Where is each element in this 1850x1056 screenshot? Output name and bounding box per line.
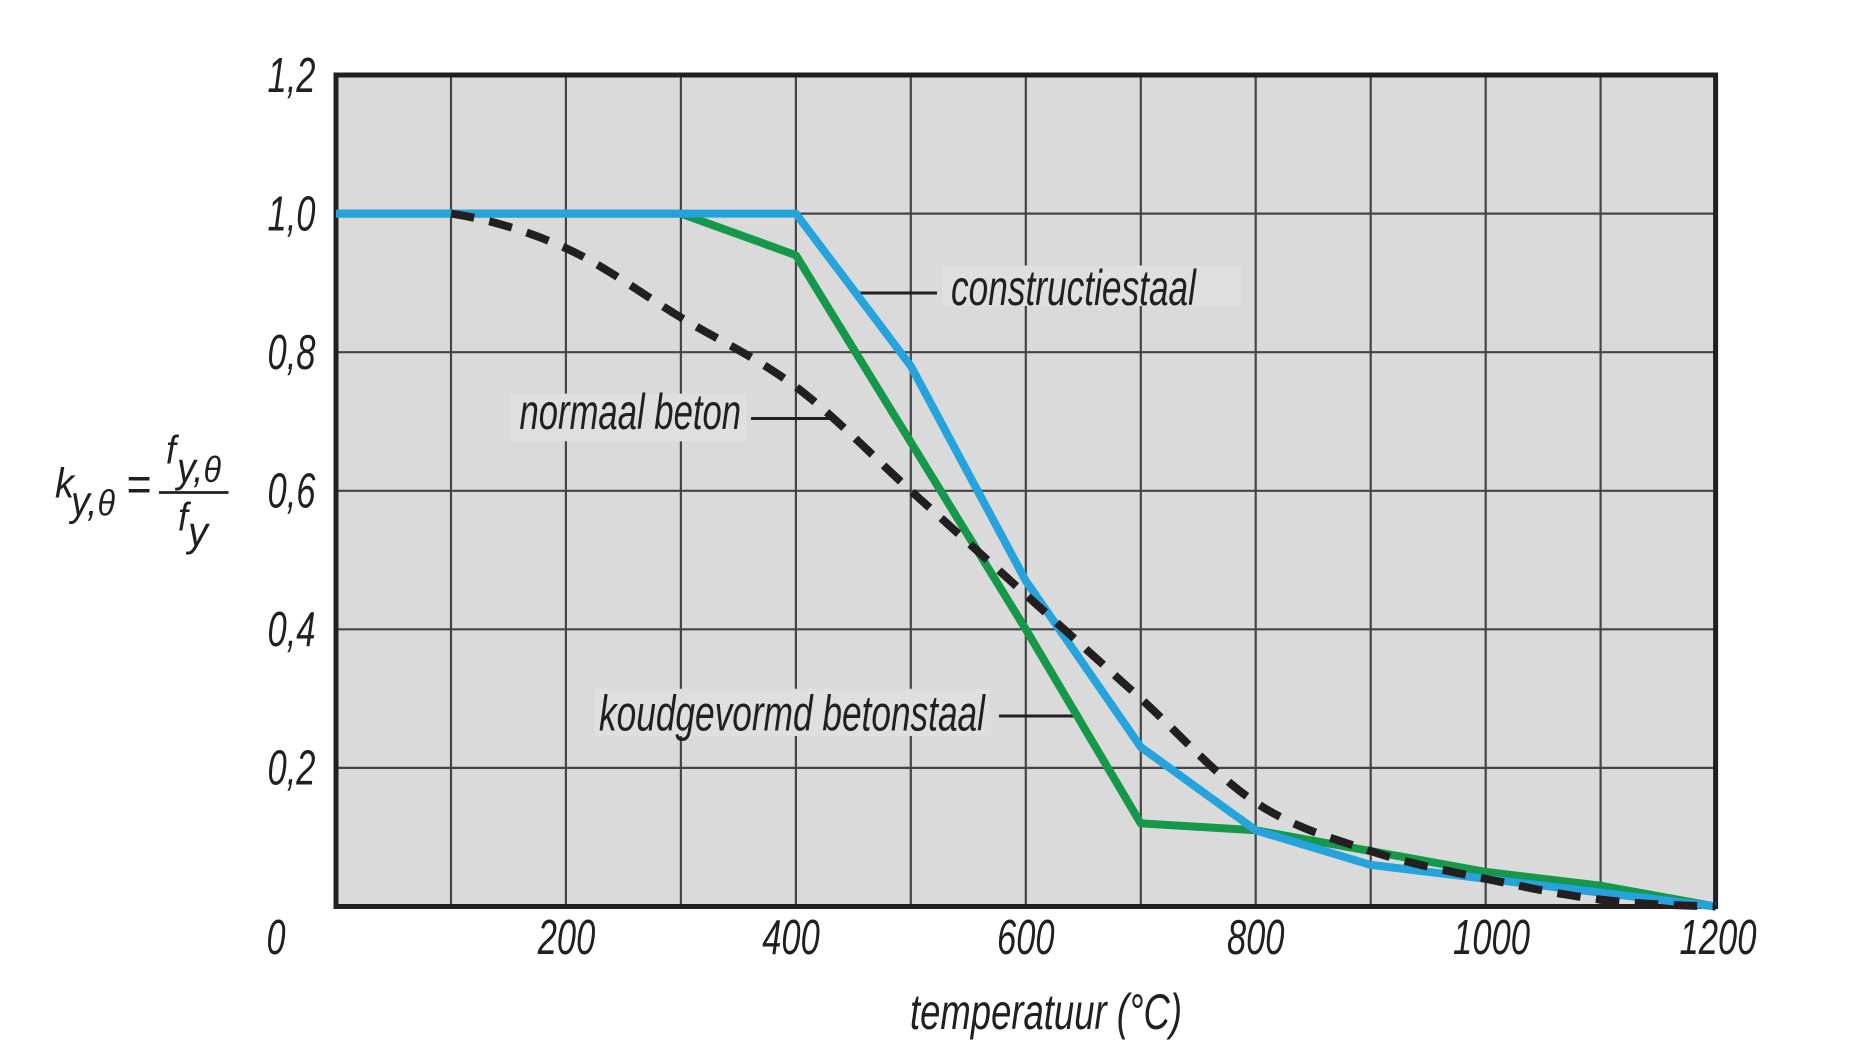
- svg-text:y: y: [185, 508, 211, 555]
- svg-text:0,4: 0,4: [268, 603, 316, 657]
- svg-text:400: 400: [762, 911, 820, 965]
- svg-text:0,2: 0,2: [268, 742, 316, 796]
- svg-text:200: 200: [537, 911, 595, 965]
- svg-text:1,2: 1,2: [268, 49, 316, 103]
- svg-text:600: 600: [997, 911, 1055, 965]
- svg-text:0: 0: [267, 911, 286, 965]
- svg-text:temperatuur (°C): temperatuur (°C): [910, 984, 1182, 1040]
- svg-text:normaal beton: normaal beton: [520, 384, 742, 440]
- svg-text:k: k: [55, 460, 76, 507]
- svg-text:1000: 1000: [1453, 911, 1530, 965]
- svg-text:=: =: [126, 459, 151, 512]
- svg-text:1200: 1200: [1680, 911, 1757, 965]
- svg-text:800: 800: [1227, 911, 1285, 965]
- svg-text:koudgevormd betonstaal: koudgevormd betonstaal: [599, 686, 986, 742]
- svg-text:y,θ: y,θ: [68, 478, 115, 525]
- svg-text:0,8: 0,8: [268, 326, 316, 380]
- svg-text:y,θ: y,θ: [174, 444, 221, 491]
- svg-text:0,6: 0,6: [268, 465, 317, 519]
- svg-text:1,0: 1,0: [268, 187, 316, 241]
- svg-text:constructiestaal: constructiestaal: [951, 260, 1197, 316]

:::::

AIM: Write out every line of the item above word for word, omitting the picture.

WRITTEN RESPONSE:
Where is each element in this 1850x1056 screenshot? Output name and bounding box per line.
- svg-text:y: y: [185, 508, 211, 555]
- svg-text:0,4: 0,4: [268, 603, 316, 657]
- svg-text:400: 400: [762, 911, 820, 965]
- svg-text:0,2: 0,2: [268, 742, 316, 796]
- svg-text:200: 200: [537, 911, 595, 965]
- svg-text:1,2: 1,2: [268, 49, 316, 103]
- svg-text:600: 600: [997, 911, 1055, 965]
- svg-text:0: 0: [267, 911, 286, 965]
- svg-text:temperatuur (°C): temperatuur (°C): [910, 984, 1182, 1040]
- svg-text:normaal beton: normaal beton: [520, 384, 742, 440]
- svg-text:k: k: [55, 460, 76, 507]
- svg-text:1000: 1000: [1453, 911, 1530, 965]
- svg-text:=: =: [126, 459, 151, 512]
- svg-text:1200: 1200: [1680, 911, 1757, 965]
- svg-text:800: 800: [1227, 911, 1285, 965]
- svg-text:koudgevormd betonstaal: koudgevormd betonstaal: [599, 686, 986, 742]
- svg-text:y,θ: y,θ: [68, 478, 115, 525]
- svg-text:0,8: 0,8: [268, 326, 316, 380]
- svg-text:y,θ: y,θ: [174, 444, 221, 491]
- svg-text:0,6: 0,6: [268, 465, 317, 519]
- svg-text:1,0: 1,0: [268, 187, 316, 241]
- svg-text:constructiestaal: constructiestaal: [951, 260, 1197, 316]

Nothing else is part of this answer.